→ Stated task
Write out each line exactly as given. Leave the pictures out of your copy.

***

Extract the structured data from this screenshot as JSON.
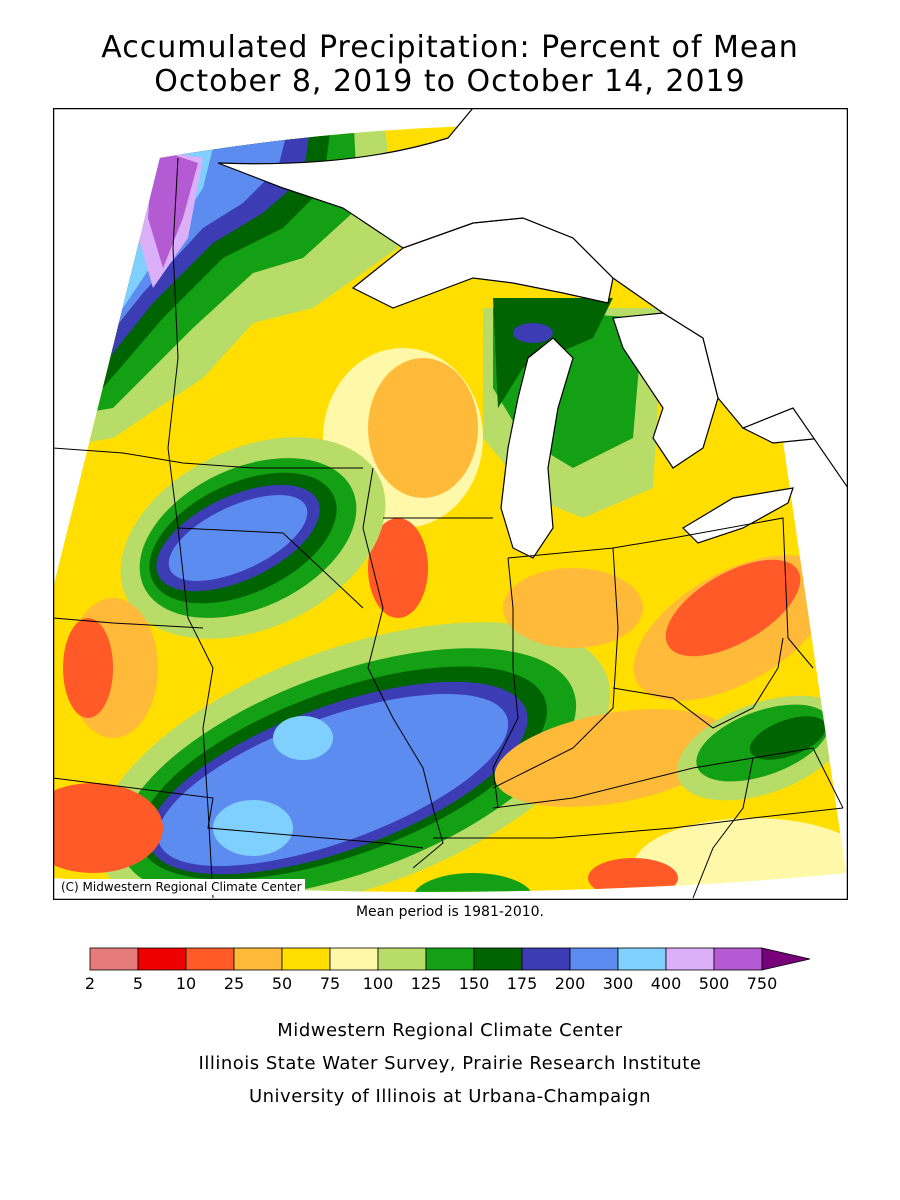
{
  "title_line1": "Accumulated Precipitation: Percent of Mean",
  "title_line2": "October 8, 2019 to October 14, 2019",
  "copyright": "(C) Midwestern Regional Climate Center",
  "mean_period": "Mean period is 1981-2010.",
  "legend": {
    "labels": [
      "2",
      "5",
      "10",
      "25",
      "50",
      "75",
      "100",
      "125",
      "150",
      "175",
      "200",
      "300",
      "400",
      "500",
      "750"
    ],
    "colors": [
      "#e57b7b",
      "#ee0000",
      "#ff5a28",
      "#ffba3a",
      "#ffde00",
      "#fff8a8",
      "#b8dc68",
      "#14a014",
      "#006400",
      "#3c3cb4",
      "#5c8cf0",
      "#80d0ff",
      "#dcb0f8",
      "#b45ad2",
      "#780078"
    ]
  },
  "credits": {
    "line1": "Midwestern Regional Climate Center",
    "line2": "Illinois State Water Survey, Prairie Research Institute",
    "line3": "University of Illinois at Urbana-Champaign"
  }
}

***

→ Response
Extract the structured data from this screenshot as JSON.
{
  "title_line1": "Accumulated Precipitation: Percent of Mean",
  "title_line2": "October 8, 2019 to October 14, 2019",
  "copyright": "(C) Midwestern Regional Climate Center",
  "mean_period": "Mean period is 1981-2010.",
  "legend": {
    "labels": [
      "2",
      "5",
      "10",
      "25",
      "50",
      "75",
      "100",
      "125",
      "150",
      "175",
      "200",
      "300",
      "400",
      "500",
      "750"
    ],
    "colors": [
      "#e57b7b",
      "#ee0000",
      "#ff5a28",
      "#ffba3a",
      "#ffde00",
      "#fff8a8",
      "#b8dc68",
      "#14a014",
      "#006400",
      "#3c3cb4",
      "#5c8cf0",
      "#80d0ff",
      "#dcb0f8",
      "#b45ad2",
      "#780078"
    ]
  },
  "credits": {
    "line1": "Midwestern Regional Climate Center",
    "line2": "Illinois State Water Survey, Prairie Research Institute",
    "line3": "University of Illinois at Urbana-Champaign"
  }
}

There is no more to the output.